## BEGIN

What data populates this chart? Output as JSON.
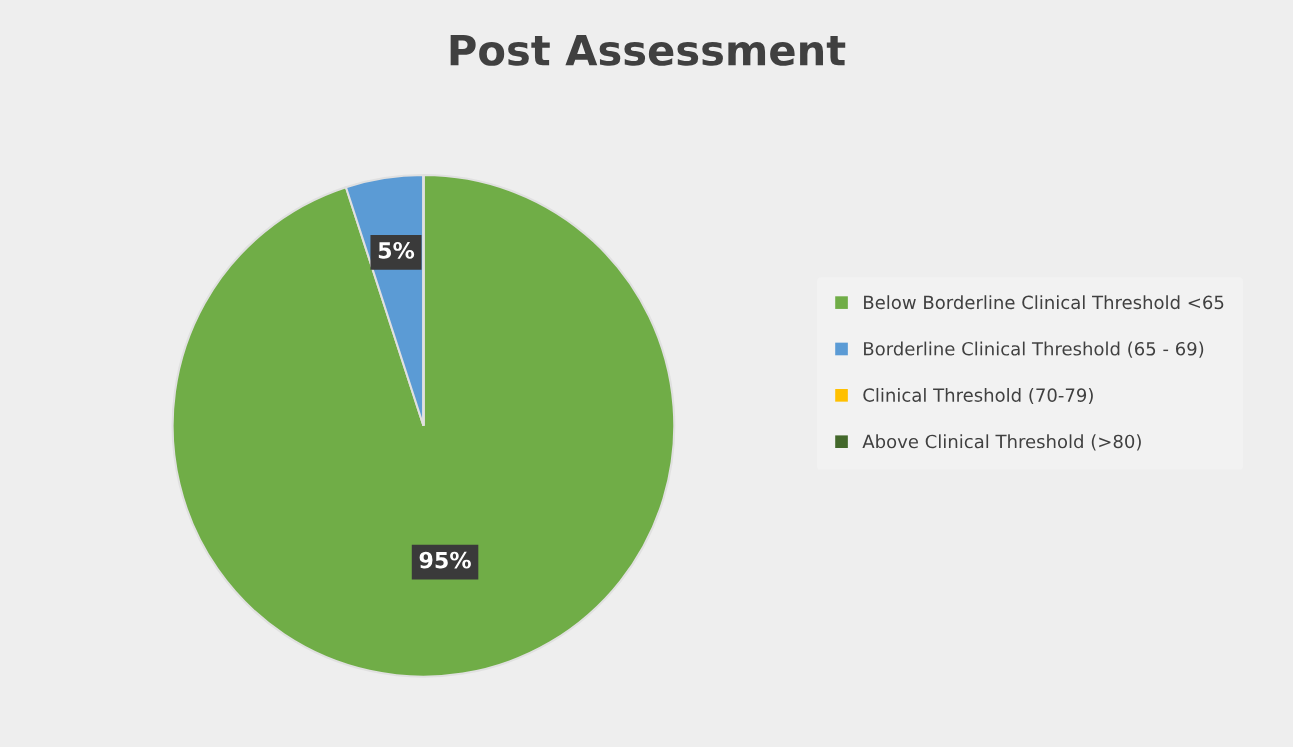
{
  "chart_data": {
    "type": "pie",
    "title": "Post Assessment",
    "categories": [
      "Below Borderline Clinical Threshold <65",
      "Borderline Clinical Threshold (65 - 69)",
      "Clinical Threshold (70-79)",
      "Above Clinical Threshold (>80)"
    ],
    "values": [
      95,
      5,
      0,
      0
    ],
    "colors": [
      "#70ad47",
      "#5b9bd5",
      "#ffc000",
      "#43682b"
    ],
    "value_labels": [
      "95%",
      "5%",
      null,
      null
    ],
    "legend": "right"
  }
}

## END

■ TASK PROMPT: Repeat the records above exactly, leaving out the pictures.

■ EXERCISE RESULT:
What data populates this chart? Output as JSON.
{
  "chart_data": {
    "type": "pie",
    "title": "Post Assessment",
    "categories": [
      "Below Borderline Clinical Threshold <65",
      "Borderline Clinical Threshold (65 - 69)",
      "Clinical Threshold (70-79)",
      "Above Clinical Threshold (>80)"
    ],
    "values": [
      95,
      5,
      0,
      0
    ],
    "colors": [
      "#70ad47",
      "#5b9bd5",
      "#ffc000",
      "#43682b"
    ],
    "value_labels": [
      "95%",
      "5%",
      null,
      null
    ],
    "legend": "right"
  }
}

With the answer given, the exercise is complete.